Records from a collection
——————
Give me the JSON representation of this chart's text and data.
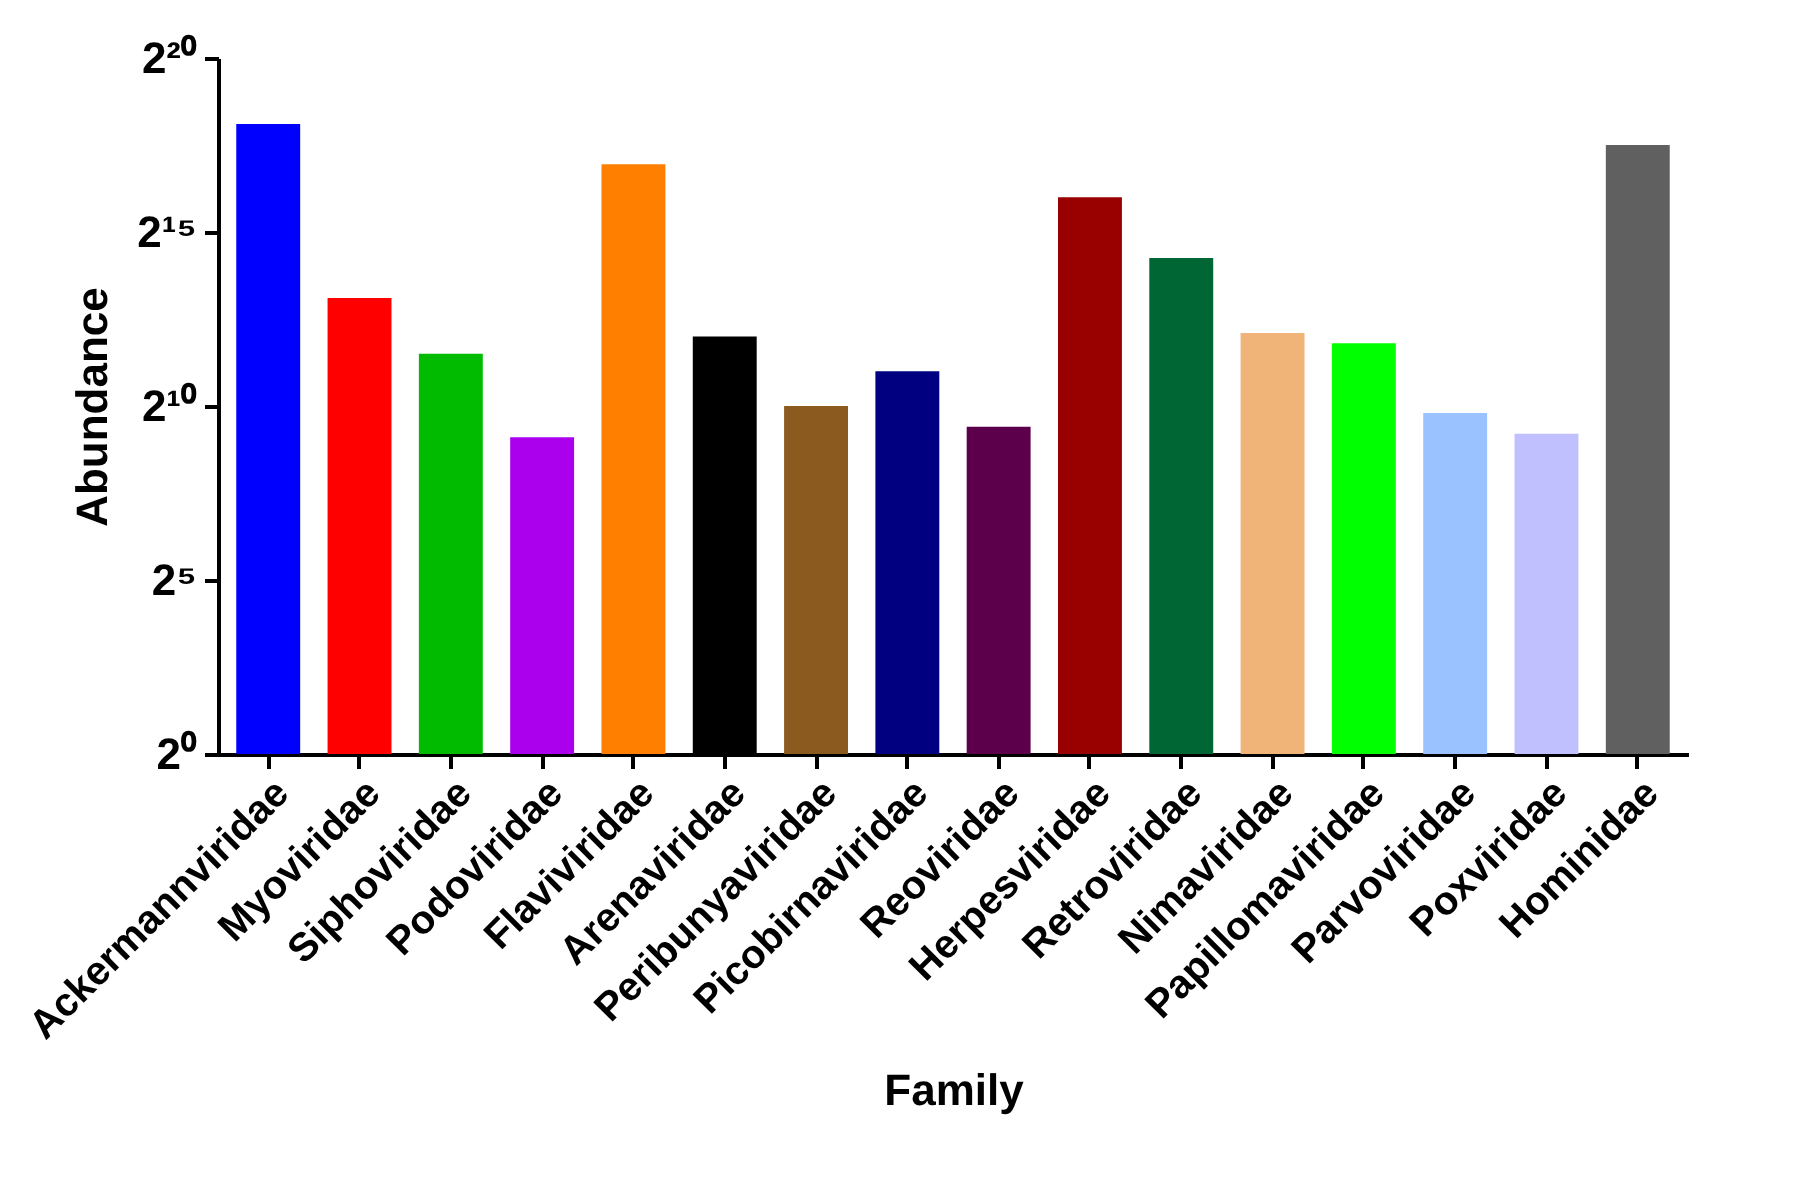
{
  "chart_data": {
    "type": "bar",
    "xlabel": "Family",
    "ylabel": "Abundance",
    "categories": [
      "Ackermannviridae",
      "Myoviridae",
      "Siphoviridae",
      "Podoviridae",
      "Flaviviridae",
      "Arenaviridae",
      "Peribunyaviridae",
      "Picobirnaviridae",
      "Reoviridae",
      "Herpesviridae",
      "Retroviridae",
      "Nimaviridae",
      "Papillomaviridae",
      "Parvoviridae",
      "Poxviridae",
      "Hominidae"
    ],
    "values": [
      281000,
      8780,
      2900,
      549,
      126600,
      4096,
      1024,
      2048,
      676,
      65536,
      19500,
      4390,
      3570,
      891,
      588,
      185000
    ],
    "colors": [
      "#0000ff",
      "#ff0000",
      "#00bb00",
      "#aa00ee",
      "#ff8000",
      "#000000",
      "#8b5a1e",
      "#000080",
      "#5c004c",
      "#990000",
      "#006633",
      "#f0b478",
      "#00ff00",
      "#99c2ff",
      "#c0c0ff",
      "#606060"
    ],
    "log": "y",
    "ylim": [
      1,
      1048576
    ],
    "yticks": [
      {
        "value": 1,
        "label": "2⁰"
      },
      {
        "value": 32,
        "label": "2⁵"
      },
      {
        "value": 1024,
        "label": "2¹⁰"
      },
      {
        "value": 32768,
        "label": "2¹⁵"
      },
      {
        "value": 1048576,
        "label": "2²⁰"
      }
    ],
    "grid": false
  }
}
——————
• Set task:
Set down every record once more, word for word, without pictures.

• Task answer:
Give me the JSON representation of this chart's text and data.
{
  "chart_data": {
    "type": "bar",
    "xlabel": "Family",
    "ylabel": "Abundance",
    "categories": [
      "Ackermannviridae",
      "Myoviridae",
      "Siphoviridae",
      "Podoviridae",
      "Flaviviridae",
      "Arenaviridae",
      "Peribunyaviridae",
      "Picobirnaviridae",
      "Reoviridae",
      "Herpesviridae",
      "Retroviridae",
      "Nimaviridae",
      "Papillomaviridae",
      "Parvoviridae",
      "Poxviridae",
      "Hominidae"
    ],
    "values": [
      281000,
      8780,
      2900,
      549,
      126600,
      4096,
      1024,
      2048,
      676,
      65536,
      19500,
      4390,
      3570,
      891,
      588,
      185000
    ],
    "colors": [
      "#0000ff",
      "#ff0000",
      "#00bb00",
      "#aa00ee",
      "#ff8000",
      "#000000",
      "#8b5a1e",
      "#000080",
      "#5c004c",
      "#990000",
      "#006633",
      "#f0b478",
      "#00ff00",
      "#99c2ff",
      "#c0c0ff",
      "#606060"
    ],
    "log": "y",
    "ylim": [
      1,
      1048576
    ],
    "yticks": [
      {
        "value": 1,
        "label": "2⁰"
      },
      {
        "value": 32,
        "label": "2⁵"
      },
      {
        "value": 1024,
        "label": "2¹⁰"
      },
      {
        "value": 32768,
        "label": "2¹⁵"
      },
      {
        "value": 1048576,
        "label": "2²⁰"
      }
    ],
    "grid": false
  }
}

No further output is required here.